**Given exercise:**
Return all of the entries word for word, but omit the pictures they contain.

**Provided material:**
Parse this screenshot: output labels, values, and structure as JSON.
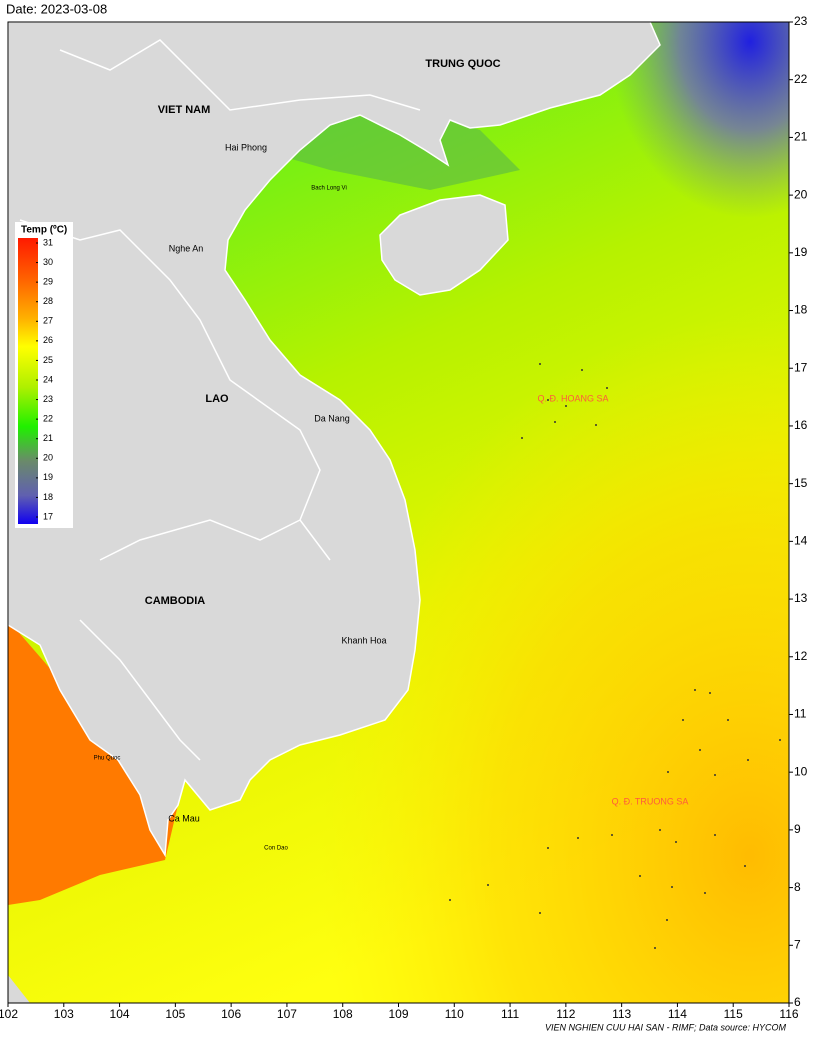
{
  "date_label": "Date: 2023-03-08",
  "map": {
    "xlim": [
      102,
      116
    ],
    "ylim": [
      6,
      23
    ],
    "xticks": [
      102,
      103,
      104,
      105,
      106,
      107,
      108,
      109,
      110,
      111,
      112,
      113,
      114,
      115,
      116
    ],
    "yticks": [
      6,
      7,
      8,
      9,
      10,
      11,
      12,
      13,
      14,
      15,
      16,
      17,
      18,
      19,
      20,
      21,
      22,
      23
    ]
  },
  "legend": {
    "title": "Temp (ºC)",
    "ticks": [
      31,
      30,
      29,
      28,
      27,
      26,
      25,
      24,
      23,
      22,
      21,
      20,
      19,
      18,
      17
    ]
  },
  "place_labels": [
    "TRUNG QUOC",
    "VIET NAM",
    "Hai Phong",
    "Bach Long Vi",
    "Nghe An",
    "LAO",
    "Da Nang",
    "CAMBODIA",
    "Khanh Hoa",
    "Phu Quoc",
    "Ca Mau",
    "Con Dao"
  ],
  "archipelago_labels": [
    "Q. Đ. HOANG SA",
    "Q. Đ. TRUONG SA"
  ],
  "credit": "VIEN NGHIEN CUU HAI SAN - RIMF; Data source: HYCOM"
}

**Exercise answer:**
Parse this screenshot: output labels, values, and structure as JSON.
{
  "date_label": "Date: 2023-03-08",
  "map": {
    "xlim": [
      102,
      116
    ],
    "ylim": [
      6,
      23
    ],
    "xticks": [
      102,
      103,
      104,
      105,
      106,
      107,
      108,
      109,
      110,
      111,
      112,
      113,
      114,
      115,
      116
    ],
    "yticks": [
      6,
      7,
      8,
      9,
      10,
      11,
      12,
      13,
      14,
      15,
      16,
      17,
      18,
      19,
      20,
      21,
      22,
      23
    ]
  },
  "legend": {
    "title": "Temp (ºC)",
    "ticks": [
      31,
      30,
      29,
      28,
      27,
      26,
      25,
      24,
      23,
      22,
      21,
      20,
      19,
      18,
      17
    ]
  },
  "place_labels": [
    "TRUNG QUOC",
    "VIET NAM",
    "Hai Phong",
    "Bach Long Vi",
    "Nghe An",
    "LAO",
    "Da Nang",
    "CAMBODIA",
    "Khanh Hoa",
    "Phu Quoc",
    "Ca Mau",
    "Con Dao"
  ],
  "archipelago_labels": [
    "Q. Đ. HOANG SA",
    "Q. Đ. TRUONG SA"
  ],
  "credit": "VIEN NGHIEN CUU HAI SAN - RIMF; Data source: HYCOM"
}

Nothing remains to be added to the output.